# RECORDS
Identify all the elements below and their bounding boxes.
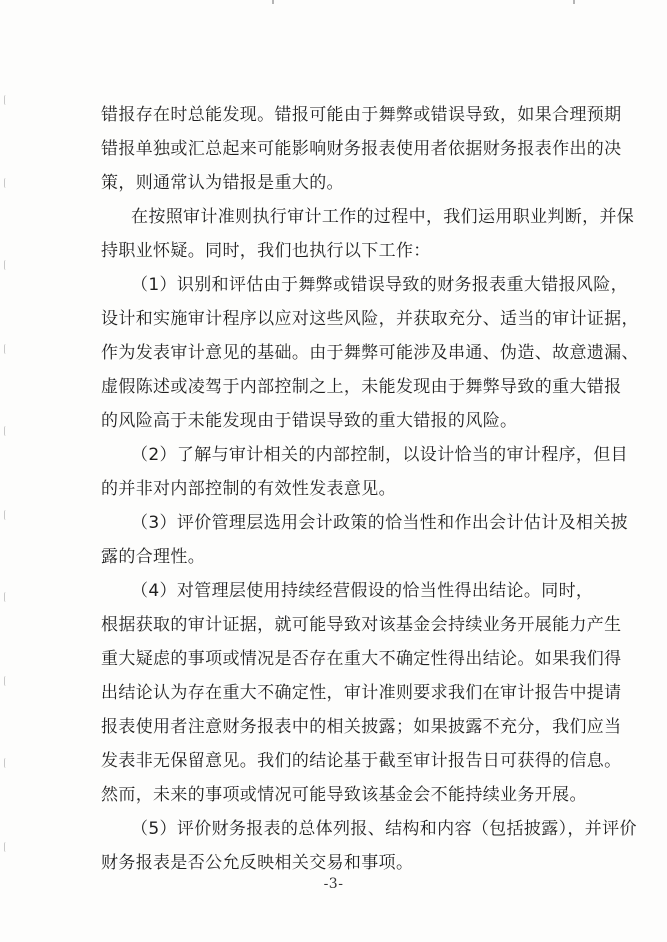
text-line: 根据获取的审计证据，就可能导致对该基金会持续业务开展能力产生 — [101, 615, 622, 635]
text-line: 作为发表审计意见的基础。由于舞弊可能涉及串通、伪造、故意遗漏、 — [101, 343, 639, 363]
text-line: 发表非无保留意见。我们的结论基于截至审计报告日可获得的信息。 — [101, 751, 622, 771]
paragraph-professional-judgment — [101, 200, 635, 268]
text-line: 露的合理性。 — [101, 547, 206, 567]
text-line: 报表使用者注意财务报表中的相关披露；如果披露不充分，我们应当 — [101, 717, 622, 737]
text-line: 策，则通常认为错报是重大的。 — [101, 173, 344, 193]
text-line: （1）识别和评估由于舞弊或错误导致的财务报表重大错报风险， — [131, 275, 628, 295]
text-line: 设计和实施审计程序以应对这些风险，并获取充分、适当的审计证据， — [101, 309, 639, 329]
text-line: 错报单独或汇总起来可能影响财务报表使用者依据财务报表作出的决 — [101, 139, 622, 159]
text-line: （4）对管理层使用持续经营假设的恰当性得出结论。同时， — [131, 581, 594, 601]
text-line: 然而，未来的事项或情况可能导致该基金会不能持续业务开展。 — [101, 785, 587, 805]
text-line: 错报存在时总能发现。错报可能由于舞弊或错误导致，如果合理预期 — [101, 105, 622, 125]
paragraph-item-2 — [101, 438, 628, 506]
text-line: 虚假陈述或凌驾于内部控制之上，未能发现由于舞弊导致的重大错报 — [101, 377, 622, 397]
text-line: 重大疑虑的事项或情况是否存在重大不确定性得出结论。如果我们得 — [101, 649, 622, 669]
page-number: -3- — [323, 876, 344, 892]
text-line: 财务报表是否公允反映相关交易和事项。 — [101, 853, 414, 873]
scan-top-marks — [0, 0, 667, 6]
text-line: （2）了解与审计相关的内部控制，以设计恰当的审计程序，但目 — [131, 445, 628, 465]
text-line: 的并非对内部控制的有效性发表意见。 — [101, 479, 396, 499]
paragraph-misstatement-definition — [101, 98, 622, 200]
text-line: 出结论认为存在重大不确定性，审计准则要求我们在审计报告中提请 — [101, 683, 622, 703]
text-line: （3）评价管理层选用会计政策的恰当性和作出会计估计及相关披 — [131, 513, 628, 533]
paragraph-item-1 — [101, 268, 639, 438]
text-line: （5）评价财务报表的总体列报、结构和内容（包括披露），并评价 — [131, 819, 637, 839]
text-line: 在按照审计准则执行审计工作的过程中，我们运用职业判断，并保 — [131, 207, 635, 227]
text-line: 的风险高于未能发现由于错误导致的重大错报的风险。 — [101, 411, 518, 431]
paragraph-item-4 — [101, 574, 622, 812]
text-line: 持职业怀疑。同时，我们也执行以下工作： — [101, 241, 431, 261]
report-body — [101, 98, 639, 880]
paragraph-item-5 — [101, 812, 637, 880]
paragraph-item-3 — [101, 506, 628, 574]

# PROMPT
Write out all the entries above again, switching every "text-line" to "line-of-text" and leaving everything else unchanged. Leave the pictures out of your answer.

# SOLUTION FOR THIS TASK
Identify all the elements below and their bounding boxes.
line-of-text: 根据获取的审计证据，就可能导致对该基金会持续业务开展能力产生 — [101, 615, 622, 635]
line-of-text: 作为发表审计意见的基础。由于舞弊可能涉及串通、伪造、故意遗漏、 — [101, 343, 639, 363]
line-of-text: 发表非无保留意见。我们的结论基于截至审计报告日可获得的信息。 — [101, 751, 622, 771]
paragraph-professional-judgment — [101, 200, 635, 268]
line-of-text: 露的合理性。 — [101, 547, 206, 567]
line-of-text: 报表使用者注意财务报表中的相关披露；如果披露不充分，我们应当 — [101, 717, 622, 737]
line-of-text: 策，则通常认为错报是重大的。 — [101, 173, 344, 193]
line-of-text: （1）识别和评估由于舞弊或错误导致的财务报表重大错报风险， — [131, 275, 628, 295]
line-of-text: 设计和实施审计程序以应对这些风险，并获取充分、适当的审计证据， — [101, 309, 639, 329]
line-of-text: 错报单独或汇总起来可能影响财务报表使用者依据财务报表作出的决 — [101, 139, 622, 159]
line-of-text: （4）对管理层使用持续经营假设的恰当性得出结论。同时， — [131, 581, 594, 601]
line-of-text: 然而，未来的事项或情况可能导致该基金会不能持续业务开展。 — [101, 785, 587, 805]
line-of-text: 错报存在时总能发现。错报可能由于舞弊或错误导致，如果合理预期 — [101, 105, 622, 125]
paragraph-item-2 — [101, 438, 628, 506]
line-of-text: 虚假陈述或凌驾于内部控制之上，未能发现由于舞弊导致的重大错报 — [101, 377, 622, 397]
line-of-text: 重大疑虑的事项或情况是否存在重大不确定性得出结论。如果我们得 — [101, 649, 622, 669]
page-number: -3- — [323, 876, 344, 892]
line-of-text: 财务报表是否公允反映相关交易和事项。 — [101, 853, 414, 873]
scan-top-marks — [0, 0, 667, 6]
line-of-text: （2）了解与审计相关的内部控制，以设计恰当的审计程序，但目 — [131, 445, 628, 465]
line-of-text: 的并非对内部控制的有效性发表意见。 — [101, 479, 396, 499]
paragraph-misstatement-definition — [101, 98, 622, 200]
line-of-text: 出结论认为存在重大不确定性，审计准则要求我们在审计报告中提请 — [101, 683, 622, 703]
line-of-text: （3）评价管理层选用会计政策的恰当性和作出会计估计及相关披 — [131, 513, 628, 533]
paragraph-item-1 — [101, 268, 639, 438]
line-of-text: （5）评价财务报表的总体列报、结构和内容（包括披露），并评价 — [131, 819, 637, 839]
line-of-text: 在按照审计准则执行审计工作的过程中，我们运用职业判断，并保 — [131, 207, 635, 227]
line-of-text: 的风险高于未能发现由于错误导致的重大错报的风险。 — [101, 411, 518, 431]
paragraph-item-4 — [101, 574, 622, 812]
line-of-text: 持职业怀疑。同时，我们也执行以下工作： — [101, 241, 431, 261]
report-body — [101, 98, 639, 880]
paragraph-item-5 — [101, 812, 637, 880]
paragraph-item-3 — [101, 506, 628, 574]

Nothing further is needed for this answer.